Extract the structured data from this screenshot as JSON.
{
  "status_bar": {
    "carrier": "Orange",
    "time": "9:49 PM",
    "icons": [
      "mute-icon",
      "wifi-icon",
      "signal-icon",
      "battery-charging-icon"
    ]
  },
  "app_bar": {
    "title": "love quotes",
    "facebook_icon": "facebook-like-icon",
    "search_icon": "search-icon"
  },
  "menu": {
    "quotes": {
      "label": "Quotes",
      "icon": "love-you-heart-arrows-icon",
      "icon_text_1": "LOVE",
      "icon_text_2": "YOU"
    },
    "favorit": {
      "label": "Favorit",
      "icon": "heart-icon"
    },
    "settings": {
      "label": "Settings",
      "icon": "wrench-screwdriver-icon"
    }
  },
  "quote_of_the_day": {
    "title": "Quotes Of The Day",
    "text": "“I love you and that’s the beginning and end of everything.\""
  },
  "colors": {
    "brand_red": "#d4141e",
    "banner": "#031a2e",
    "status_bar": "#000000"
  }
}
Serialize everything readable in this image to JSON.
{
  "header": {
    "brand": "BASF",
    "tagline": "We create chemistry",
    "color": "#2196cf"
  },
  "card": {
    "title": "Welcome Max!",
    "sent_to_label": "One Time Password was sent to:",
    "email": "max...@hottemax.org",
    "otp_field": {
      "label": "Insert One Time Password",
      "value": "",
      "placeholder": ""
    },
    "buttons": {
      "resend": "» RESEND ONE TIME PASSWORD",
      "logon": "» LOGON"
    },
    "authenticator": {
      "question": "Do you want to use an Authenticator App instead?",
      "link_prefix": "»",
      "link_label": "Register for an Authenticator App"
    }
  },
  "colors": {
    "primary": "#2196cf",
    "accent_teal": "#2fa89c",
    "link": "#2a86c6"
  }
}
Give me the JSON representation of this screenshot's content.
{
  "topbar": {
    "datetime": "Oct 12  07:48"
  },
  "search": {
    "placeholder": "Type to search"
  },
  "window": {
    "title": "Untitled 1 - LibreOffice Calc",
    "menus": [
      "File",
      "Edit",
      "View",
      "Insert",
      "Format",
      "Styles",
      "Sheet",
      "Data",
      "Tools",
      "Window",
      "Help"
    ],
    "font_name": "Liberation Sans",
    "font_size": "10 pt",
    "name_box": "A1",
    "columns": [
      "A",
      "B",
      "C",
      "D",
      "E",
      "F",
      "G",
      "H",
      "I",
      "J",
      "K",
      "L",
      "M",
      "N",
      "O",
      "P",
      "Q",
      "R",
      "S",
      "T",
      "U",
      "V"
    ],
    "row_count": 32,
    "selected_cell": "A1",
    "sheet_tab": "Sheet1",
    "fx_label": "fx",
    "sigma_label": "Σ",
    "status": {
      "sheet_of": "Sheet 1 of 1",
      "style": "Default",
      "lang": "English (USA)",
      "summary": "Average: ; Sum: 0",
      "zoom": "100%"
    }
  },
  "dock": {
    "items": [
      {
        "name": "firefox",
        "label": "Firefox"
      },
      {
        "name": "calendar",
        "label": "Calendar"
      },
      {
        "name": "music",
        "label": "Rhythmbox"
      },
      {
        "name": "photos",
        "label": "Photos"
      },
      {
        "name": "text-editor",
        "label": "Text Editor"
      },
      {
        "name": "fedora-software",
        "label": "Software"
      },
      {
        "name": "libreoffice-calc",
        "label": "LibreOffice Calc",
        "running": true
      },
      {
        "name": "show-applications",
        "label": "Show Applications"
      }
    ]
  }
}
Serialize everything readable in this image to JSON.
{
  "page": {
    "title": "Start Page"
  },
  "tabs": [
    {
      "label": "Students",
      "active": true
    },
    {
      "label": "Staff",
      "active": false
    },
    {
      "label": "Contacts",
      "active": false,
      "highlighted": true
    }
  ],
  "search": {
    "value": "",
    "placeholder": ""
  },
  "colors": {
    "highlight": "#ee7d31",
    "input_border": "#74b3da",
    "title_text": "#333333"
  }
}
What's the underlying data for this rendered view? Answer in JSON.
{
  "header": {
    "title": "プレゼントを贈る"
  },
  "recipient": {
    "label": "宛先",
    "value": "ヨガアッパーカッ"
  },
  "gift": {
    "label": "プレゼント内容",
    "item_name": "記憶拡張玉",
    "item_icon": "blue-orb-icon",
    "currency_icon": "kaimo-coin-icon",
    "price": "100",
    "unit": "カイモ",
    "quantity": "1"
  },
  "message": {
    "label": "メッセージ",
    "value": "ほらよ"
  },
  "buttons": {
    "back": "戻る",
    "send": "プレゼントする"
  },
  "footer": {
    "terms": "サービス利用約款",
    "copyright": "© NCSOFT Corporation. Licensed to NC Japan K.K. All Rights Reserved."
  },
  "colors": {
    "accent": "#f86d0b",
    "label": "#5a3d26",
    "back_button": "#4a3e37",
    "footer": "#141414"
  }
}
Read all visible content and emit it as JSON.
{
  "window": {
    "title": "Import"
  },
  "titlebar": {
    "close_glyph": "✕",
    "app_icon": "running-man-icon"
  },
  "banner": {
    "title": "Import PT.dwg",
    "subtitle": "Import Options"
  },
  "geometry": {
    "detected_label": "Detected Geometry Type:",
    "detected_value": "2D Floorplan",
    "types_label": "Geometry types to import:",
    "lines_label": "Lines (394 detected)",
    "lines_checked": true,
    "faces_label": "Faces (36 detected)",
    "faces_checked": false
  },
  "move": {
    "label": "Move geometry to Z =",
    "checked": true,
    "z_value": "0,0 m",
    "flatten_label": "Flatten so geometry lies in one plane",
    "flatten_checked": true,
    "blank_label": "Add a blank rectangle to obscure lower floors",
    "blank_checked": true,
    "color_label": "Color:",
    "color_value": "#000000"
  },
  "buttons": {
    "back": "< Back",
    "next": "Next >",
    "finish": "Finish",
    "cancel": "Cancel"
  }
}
+---+
● AIM: Retype the listing exactly, in full.

● THE OUTPUT:
Extract the structured data from this screenshot as JSON.
{
  "status_bar": {
    "carrier": "Orange",
    "time": "9:49 PM",
    "icons": [
      "mute-icon",
      "wifi-icon",
      "signal-icon",
      "battery-charging-icon"
    ]
  },
  "app_bar": {
    "title": "love quotes",
    "facebook_icon": "facebook-like-icon",
    "search_icon": "search-icon"
  },
  "menu": {
    "quotes": {
      "label": "Quotes",
      "icon": "love-you-heart-arrows-icon",
      "icon_text_1": "LOVE",
      "icon_text_2": "YOU"
    },
    "favorit": {
      "label": "Favorit",
      "icon": "heart-icon"
    },
    "settings": {
      "label": "Settings",
      "icon": "wrench-screwdriver-icon"
    }
  },
  "quote_of_the_day": {
    "title": "Quotes Of The Day",
    "text": "“I love you and that’s the beginning and end of everything.\""
  },
  "colors": {
    "brand_red": "#d4141e",
    "banner": "#031a2e",
    "status_bar": "#000000"
  }
}
Serialize everything readable in this image to JSON.
{
  "header": {
    "brand": "BASF",
    "tagline": "We create chemistry",
    "color": "#2196cf"
  },
  "card": {
    "title": "Welcome Max!",
    "sent_to_label": "One Time Password was sent to:",
    "email": "max...@hottemax.org",
    "otp_field": {
      "label": "Insert One Time Password",
      "value": "",
      "placeholder": ""
    },
    "buttons": {
      "resend": "» RESEND ONE TIME PASSWORD",
      "logon": "» LOGON"
    },
    "authenticator": {
      "question": "Do you want to use an Authenticator App instead?",
      "link_prefix": "»",
      "link_label": "Register for an Authenticator App"
    }
  },
  "colors": {
    "primary": "#2196cf",
    "accent_teal": "#2fa89c",
    "link": "#2a86c6"
  }
}
Give me the JSON representation of this screenshot's content.
{
  "topbar": {
    "datetime": "Oct 12  07:48"
  },
  "search": {
    "placeholder": "Type to search"
  },
  "window": {
    "title": "Untitled 1 - LibreOffice Calc",
    "menus": [
      "File",
      "Edit",
      "View",
      "Insert",
      "Format",
      "Styles",
      "Sheet",
      "Data",
      "Tools",
      "Window",
      "Help"
    ],
    "font_name": "Liberation Sans",
    "font_size": "10 pt",
    "name_box": "A1",
    "columns": [
      "A",
      "B",
      "C",
      "D",
      "E",
      "F",
      "G",
      "H",
      "I",
      "J",
      "K",
      "L",
      "M",
      "N",
      "O",
      "P",
      "Q",
      "R",
      "S",
      "T",
      "U",
      "V"
    ],
    "row_count": 32,
    "selected_cell": "A1",
    "sheet_tab": "Sheet1",
    "fx_label": "fx",
    "sigma_label": "Σ",
    "status": {
      "sheet_of": "Sheet 1 of 1",
      "style": "Default",
      "lang": "English (USA)",
      "summary": "Average: ; Sum: 0",
      "zoom": "100%"
    }
  },
  "dock": {
    "items": [
      {
        "name": "firefox",
        "label": "Firefox"
      },
      {
        "name": "calendar",
        "label": "Calendar"
      },
      {
        "name": "music",
        "label": "Rhythmbox"
      },
      {
        "name": "photos",
        "label": "Photos"
      },
      {
        "name": "text-editor",
        "label": "Text Editor"
      },
      {
        "name": "fedora-software",
        "label": "Software"
      },
      {
        "name": "libreoffice-calc",
        "label": "LibreOffice Calc",
        "running": true
      },
      {
        "name": "show-applications",
        "label": "Show Applications"
      }
    ]
  }
}
Serialize everything readable in this image to JSON.
{
  "page": {
    "title": "Start Page"
  },
  "tabs": [
    {
      "label": "Students",
      "active": true
    },
    {
      "label": "Staff",
      "active": false
    },
    {
      "label": "Contacts",
      "active": false,
      "highlighted": true
    }
  ],
  "search": {
    "value": "",
    "placeholder": ""
  },
  "colors": {
    "highlight": "#ee7d31",
    "input_border": "#74b3da",
    "title_text": "#333333"
  }
}
What's the underlying data for this rendered view? Answer in JSON.
{
  "header": {
    "title": "プレゼントを贈る"
  },
  "recipient": {
    "label": "宛先",
    "value": "ヨガアッパーカッ"
  },
  "gift": {
    "label": "プレゼント内容",
    "item_name": "記憶拡張玉",
    "item_icon": "blue-orb-icon",
    "currency_icon": "kaimo-coin-icon",
    "price": "100",
    "unit": "カイモ",
    "quantity": "1"
  },
  "message": {
    "label": "メッセージ",
    "value": "ほらよ"
  },
  "buttons": {
    "back": "戻る",
    "send": "プレゼントする"
  },
  "footer": {
    "terms": "サービス利用約款",
    "copyright": "© NCSOFT Corporation. Licensed to NC Japan K.K. All Rights Reserved."
  },
  "colors": {
    "accent": "#f86d0b",
    "label": "#5a3d26",
    "back_button": "#4a3e37",
    "footer": "#141414"
  }
}
Read all visible content and emit it as JSON.
{
  "window": {
    "title": "Import"
  },
  "titlebar": {
    "close_glyph": "✕",
    "app_icon": "running-man-icon"
  },
  "banner": {
    "title": "Import PT.dwg",
    "subtitle": "Import Options"
  },
  "geometry": {
    "detected_label": "Detected Geometry Type:",
    "detected_value": "2D Floorplan",
    "types_label": "Geometry types to import:",
    "lines_label": "Lines (394 detected)",
    "lines_checked": true,
    "faces_label": "Faces (36 detected)",
    "faces_checked": false
  },
  "move": {
    "label": "Move geometry to Z =",
    "checked": true,
    "z_value": "0,0 m",
    "flatten_label": "Flatten so geometry lies in one plane",
    "flatten_checked": true,
    "blank_label": "Add a blank rectangle to obscure lower floors",
    "blank_checked": true,
    "color_label": "Color:",
    "color_value": "#000000"
  },
  "buttons": {
    "back": "< Back",
    "next": "Next >",
    "finish": "Finish",
    "cancel": "Cancel"
  }
}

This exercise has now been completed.